━━━ Records for this exercise ━━━

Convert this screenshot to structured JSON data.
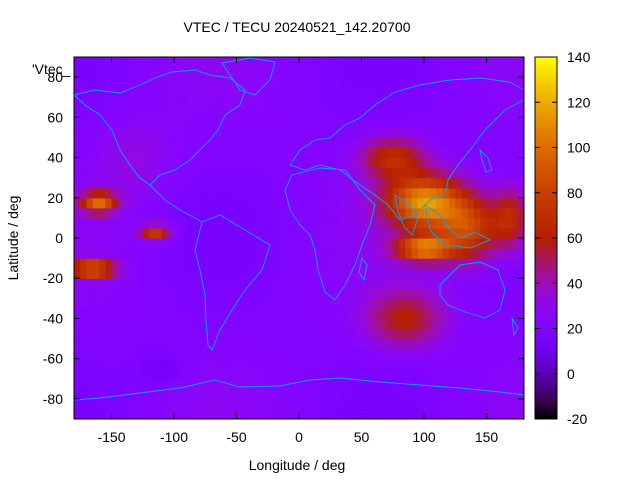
{
  "chart_data": {
    "type": "heatmap",
    "title": "VTEC / TECU 20240521_142.20700",
    "xlabel": "Longitude / deg",
    "ylabel": "Latitude / deg",
    "series_label": "'Vtec_",
    "xlim": [
      -180,
      180
    ],
    "ylim": [
      -90,
      90
    ],
    "xticks": [
      -150,
      -100,
      -50,
      0,
      50,
      100,
      150
    ],
    "yticks": [
      -80,
      -60,
      -40,
      -20,
      0,
      20,
      40,
      60,
      80
    ],
    "colorbar": {
      "range": [
        -20,
        140
      ],
      "ticks": [
        -20,
        0,
        20,
        40,
        60,
        80,
        100,
        120,
        140
      ],
      "palette": "gnuplot rgbformulae 7,5,15"
    },
    "background_level": 22,
    "features": [
      {
        "lon": 100,
        "lat": 18,
        "slon": 30,
        "slat": 13,
        "amp": 88
      },
      {
        "lon": 100,
        "lat": -5,
        "slon": 22,
        "slat": 6,
        "amp": 80
      },
      {
        "lon": 135,
        "lat": 5,
        "slon": 25,
        "slat": 16,
        "amp": 60
      },
      {
        "lon": 75,
        "lat": 40,
        "slon": 25,
        "slat": 10,
        "amp": 45
      },
      {
        "lon": 85,
        "lat": -40,
        "slon": 30,
        "slat": 14,
        "amp": 38
      },
      {
        "lon": 170,
        "lat": 10,
        "slon": 15,
        "slat": 15,
        "amp": 45
      },
      {
        "lon": -160,
        "lat": 18,
        "slon": 14,
        "slat": 5,
        "amp": 75
      },
      {
        "lon": -165,
        "lat": -15,
        "slon": 18,
        "slat": 4,
        "amp": 80
      },
      {
        "lon": -115,
        "lat": 3,
        "slon": 12,
        "slat": 4,
        "amp": 55
      },
      {
        "lon": -130,
        "lat": 40,
        "slon": 30,
        "slat": 20,
        "amp": 10
      },
      {
        "lon": -110,
        "lat": -65,
        "slon": 20,
        "slat": 8,
        "amp": -10
      }
    ],
    "legend": "none",
    "grid": false,
    "overlay": "coastlines"
  }
}
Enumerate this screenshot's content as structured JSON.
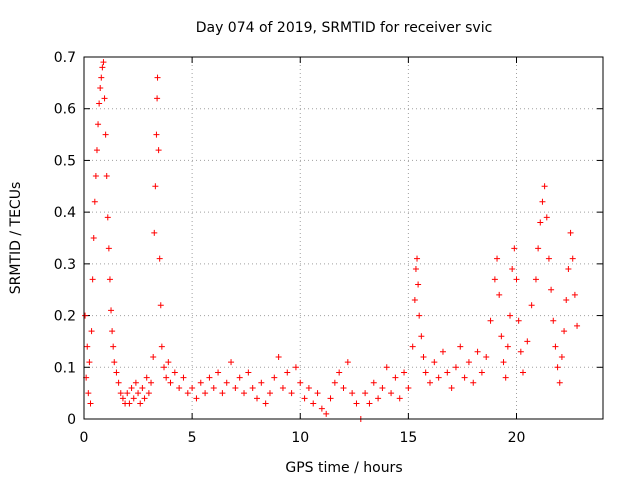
{
  "chart_data": {
    "type": "scatter",
    "title": "Day 074 of 2019, SRMTID for receiver svic",
    "xlabel": "GPS time / hours",
    "ylabel": "SRMTID / TECUs",
    "xlim": [
      0,
      24
    ],
    "ylim": [
      0,
      0.7
    ],
    "xticks": [
      0,
      5,
      10,
      15,
      20
    ],
    "yticks": [
      0,
      0.1,
      0.2,
      0.3,
      0.4,
      0.5,
      0.6,
      0.7
    ],
    "xtick_labels": [
      "0",
      "5",
      "10",
      "15",
      "20"
    ],
    "ytick_labels": [
      "0",
      "0.1",
      "0.2",
      "0.3",
      "0.4",
      "0.5",
      "0.6",
      "0.7"
    ],
    "grid": true,
    "marker": "+",
    "color": "#ff0000",
    "series": [
      {
        "name": "SRMTID",
        "points": [
          [
            0.05,
            0.2
          ],
          [
            0.1,
            0.08
          ],
          [
            0.15,
            0.14
          ],
          [
            0.2,
            0.05
          ],
          [
            0.25,
            0.11
          ],
          [
            0.3,
            0.03
          ],
          [
            0.35,
            0.17
          ],
          [
            0.4,
            0.27
          ],
          [
            0.45,
            0.35
          ],
          [
            0.5,
            0.42
          ],
          [
            0.55,
            0.47
          ],
          [
            0.6,
            0.52
          ],
          [
            0.65,
            0.57
          ],
          [
            0.7,
            0.61
          ],
          [
            0.75,
            0.64
          ],
          [
            0.8,
            0.66
          ],
          [
            0.85,
            0.68
          ],
          [
            0.9,
            0.69
          ],
          [
            0.95,
            0.62
          ],
          [
            1.0,
            0.55
          ],
          [
            1.05,
            0.47
          ],
          [
            1.1,
            0.39
          ],
          [
            1.15,
            0.33
          ],
          [
            1.2,
            0.27
          ],
          [
            1.25,
            0.21
          ],
          [
            1.3,
            0.17
          ],
          [
            1.35,
            0.14
          ],
          [
            1.4,
            0.11
          ],
          [
            1.5,
            0.09
          ],
          [
            1.6,
            0.07
          ],
          [
            1.7,
            0.05
          ],
          [
            1.8,
            0.04
          ],
          [
            1.9,
            0.03
          ],
          [
            2.0,
            0.05
          ],
          [
            2.1,
            0.03
          ],
          [
            2.2,
            0.06
          ],
          [
            2.3,
            0.04
          ],
          [
            2.4,
            0.07
          ],
          [
            2.5,
            0.05
          ],
          [
            2.6,
            0.03
          ],
          [
            2.7,
            0.06
          ],
          [
            2.8,
            0.04
          ],
          [
            2.9,
            0.08
          ],
          [
            3.0,
            0.05
          ],
          [
            3.1,
            0.07
          ],
          [
            3.2,
            0.12
          ],
          [
            3.25,
            0.36
          ],
          [
            3.3,
            0.45
          ],
          [
            3.35,
            0.55
          ],
          [
            3.38,
            0.62
          ],
          [
            3.4,
            0.66
          ],
          [
            3.45,
            0.52
          ],
          [
            3.5,
            0.31
          ],
          [
            3.55,
            0.22
          ],
          [
            3.6,
            0.14
          ],
          [
            3.7,
            0.1
          ],
          [
            3.8,
            0.08
          ],
          [
            3.9,
            0.11
          ],
          [
            4.0,
            0.07
          ],
          [
            4.2,
            0.09
          ],
          [
            4.4,
            0.06
          ],
          [
            4.6,
            0.08
          ],
          [
            4.8,
            0.05
          ],
          [
            5.0,
            0.06
          ],
          [
            5.2,
            0.04
          ],
          [
            5.4,
            0.07
          ],
          [
            5.6,
            0.05
          ],
          [
            5.8,
            0.08
          ],
          [
            6.0,
            0.06
          ],
          [
            6.2,
            0.09
          ],
          [
            6.4,
            0.05
          ],
          [
            6.6,
            0.07
          ],
          [
            6.8,
            0.11
          ],
          [
            7.0,
            0.06
          ],
          [
            7.2,
            0.08
          ],
          [
            7.4,
            0.05
          ],
          [
            7.6,
            0.09
          ],
          [
            7.8,
            0.06
          ],
          [
            8.0,
            0.04
          ],
          [
            8.2,
            0.07
          ],
          [
            8.4,
            0.03
          ],
          [
            8.6,
            0.05
          ],
          [
            8.8,
            0.08
          ],
          [
            9.0,
            0.12
          ],
          [
            9.2,
            0.06
          ],
          [
            9.4,
            0.09
          ],
          [
            9.6,
            0.05
          ],
          [
            9.8,
            0.1
          ],
          [
            10.0,
            0.07
          ],
          [
            10.2,
            0.04
          ],
          [
            10.4,
            0.06
          ],
          [
            10.6,
            0.03
          ],
          [
            10.8,
            0.05
          ],
          [
            11.0,
            0.02
          ],
          [
            11.2,
            0.01
          ],
          [
            11.4,
            0.04
          ],
          [
            11.6,
            0.07
          ],
          [
            11.8,
            0.09
          ],
          [
            12.0,
            0.06
          ],
          [
            12.2,
            0.11
          ],
          [
            12.4,
            0.05
          ],
          [
            12.6,
            0.03
          ],
          [
            12.8,
            0.0
          ],
          [
            13.0,
            0.05
          ],
          [
            13.2,
            0.03
          ],
          [
            13.4,
            0.07
          ],
          [
            13.6,
            0.04
          ],
          [
            13.8,
            0.06
          ],
          [
            14.0,
            0.1
          ],
          [
            14.2,
            0.05
          ],
          [
            14.4,
            0.08
          ],
          [
            14.6,
            0.04
          ],
          [
            14.8,
            0.09
          ],
          [
            15.0,
            0.06
          ],
          [
            15.2,
            0.14
          ],
          [
            15.3,
            0.23
          ],
          [
            15.35,
            0.29
          ],
          [
            15.4,
            0.31
          ],
          [
            15.45,
            0.26
          ],
          [
            15.5,
            0.2
          ],
          [
            15.6,
            0.16
          ],
          [
            15.7,
            0.12
          ],
          [
            15.8,
            0.09
          ],
          [
            16.0,
            0.07
          ],
          [
            16.2,
            0.11
          ],
          [
            16.4,
            0.08
          ],
          [
            16.6,
            0.13
          ],
          [
            16.8,
            0.09
          ],
          [
            17.0,
            0.06
          ],
          [
            17.2,
            0.1
          ],
          [
            17.4,
            0.14
          ],
          [
            17.6,
            0.08
          ],
          [
            17.8,
            0.11
          ],
          [
            18.0,
            0.07
          ],
          [
            18.2,
            0.13
          ],
          [
            18.4,
            0.09
          ],
          [
            18.6,
            0.12
          ],
          [
            18.8,
            0.19
          ],
          [
            19.0,
            0.27
          ],
          [
            19.1,
            0.31
          ],
          [
            19.2,
            0.24
          ],
          [
            19.3,
            0.16
          ],
          [
            19.4,
            0.11
          ],
          [
            19.5,
            0.08
          ],
          [
            19.6,
            0.14
          ],
          [
            19.7,
            0.2
          ],
          [
            19.8,
            0.29
          ],
          [
            19.9,
            0.33
          ],
          [
            20.0,
            0.27
          ],
          [
            20.1,
            0.19
          ],
          [
            20.2,
            0.13
          ],
          [
            20.3,
            0.09
          ],
          [
            20.5,
            0.15
          ],
          [
            20.7,
            0.22
          ],
          [
            20.9,
            0.27
          ],
          [
            21.0,
            0.33
          ],
          [
            21.1,
            0.38
          ],
          [
            21.2,
            0.42
          ],
          [
            21.3,
            0.45
          ],
          [
            21.4,
            0.39
          ],
          [
            21.5,
            0.31
          ],
          [
            21.6,
            0.25
          ],
          [
            21.7,
            0.19
          ],
          [
            21.8,
            0.14
          ],
          [
            21.9,
            0.1
          ],
          [
            22.0,
            0.07
          ],
          [
            22.1,
            0.12
          ],
          [
            22.2,
            0.17
          ],
          [
            22.3,
            0.23
          ],
          [
            22.4,
            0.29
          ],
          [
            22.5,
            0.36
          ],
          [
            22.6,
            0.31
          ],
          [
            22.7,
            0.24
          ],
          [
            22.8,
            0.18
          ]
        ]
      }
    ]
  }
}
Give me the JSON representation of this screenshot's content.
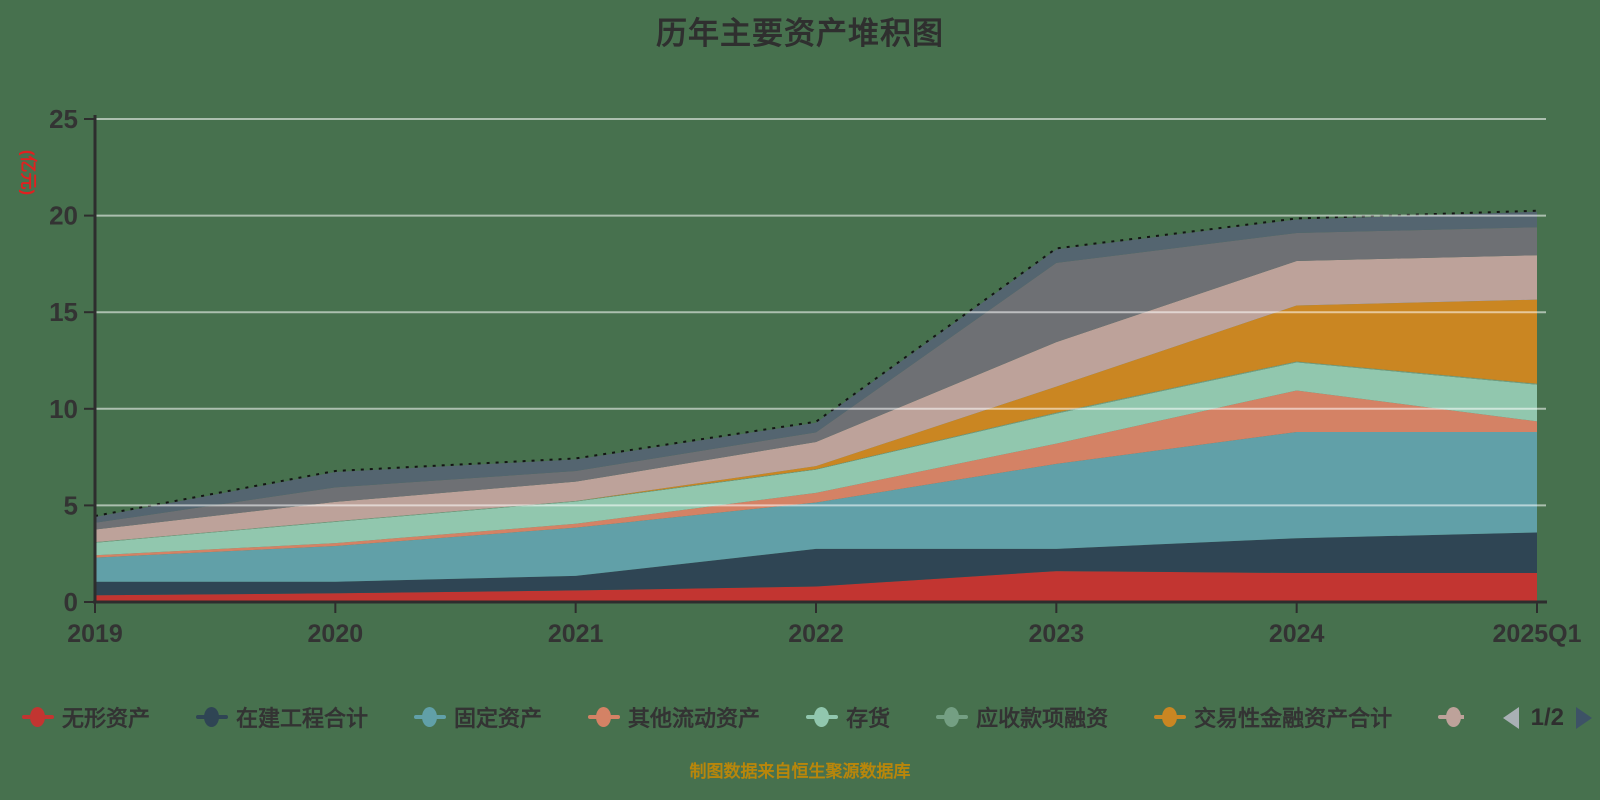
{
  "title": "历年主要资产堆积图",
  "background_color": "#47714e",
  "y_axis": {
    "name": "(亿元)",
    "name_color": "#e02020",
    "ticks": [
      0,
      5,
      10,
      15,
      20,
      25
    ],
    "range": [
      0,
      25
    ]
  },
  "x_axis": {
    "categories": [
      "2019",
      "2020",
      "2021",
      "2022",
      "2023",
      "2024",
      "2025Q1"
    ]
  },
  "chart_data": {
    "type": "area",
    "stacked": true,
    "grid": "on",
    "legend_position": "bottom",
    "title": "历年主要资产堆积图",
    "ylabel": "(亿元)",
    "ylim": [
      0,
      25
    ],
    "categories": [
      "2019",
      "2020",
      "2021",
      "2022",
      "2023",
      "2024",
      "2025Q1"
    ],
    "series": [
      {
        "name": "无形资产",
        "color": "#c23531",
        "values": [
          0.35,
          0.45,
          0.6,
          0.8,
          1.6,
          1.5,
          1.5
        ]
      },
      {
        "name": "在建工程合计",
        "color": "#2f4554",
        "values": [
          0.7,
          0.6,
          0.75,
          1.95,
          1.15,
          1.8,
          2.1
        ]
      },
      {
        "name": "固定资产",
        "color": "#61a0a8",
        "values": [
          1.25,
          1.85,
          2.5,
          2.4,
          4.4,
          5.5,
          5.2
        ]
      },
      {
        "name": "其他流动资产",
        "color": "#d48265",
        "values": [
          0.12,
          0.15,
          0.2,
          0.5,
          1.05,
          2.15,
          0.55
        ]
      },
      {
        "name": "存货",
        "color": "#91c7ae",
        "values": [
          0.65,
          1.1,
          1.15,
          1.2,
          1.55,
          1.45,
          1.9
        ]
      },
      {
        "name": "应收款项融资",
        "color": "#749f83",
        "values": [
          0.03,
          0.03,
          0.03,
          0.03,
          0.05,
          0.05,
          0.05
        ]
      },
      {
        "name": "交易性金融资产合计",
        "color": "#ca8622",
        "values": [
          0.0,
          0.0,
          0.0,
          0.15,
          1.35,
          2.9,
          4.35
        ]
      },
      {
        "name": "",
        "color": "#bda29a",
        "values": [
          0.65,
          1.0,
          1.0,
          1.25,
          2.3,
          2.3,
          2.3
        ],
        "legend_partial": true
      },
      {
        "name": "",
        "color": "#6e7074",
        "values": [
          0.35,
          0.75,
          0.55,
          0.5,
          4.1,
          1.45,
          1.45
        ],
        "in_legend": false
      },
      {
        "name": "",
        "color": "#546570",
        "values": [
          0.3,
          0.8,
          0.6,
          0.5,
          0.7,
          0.7,
          0.8
        ],
        "in_legend": false
      }
    ],
    "total_outline": {
      "style": "dashed",
      "color": "#141414"
    }
  },
  "legend": {
    "pager": {
      "label": "1/2",
      "prev_icon": "triangle-left",
      "next_icon": "triangle-right",
      "prev_color": "#a9b0b5",
      "next_color": "#3d5266"
    }
  },
  "footer": "制图数据来自恒生聚源数据库"
}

━━━

**Requirements**
Return all lines containing the word "ylabel".

**Answer to this exercise**
    "ylabel": "Latitude / deg",
    "ylabel": "SRMTID / TECUs",
    "ylabel": "(亿元)",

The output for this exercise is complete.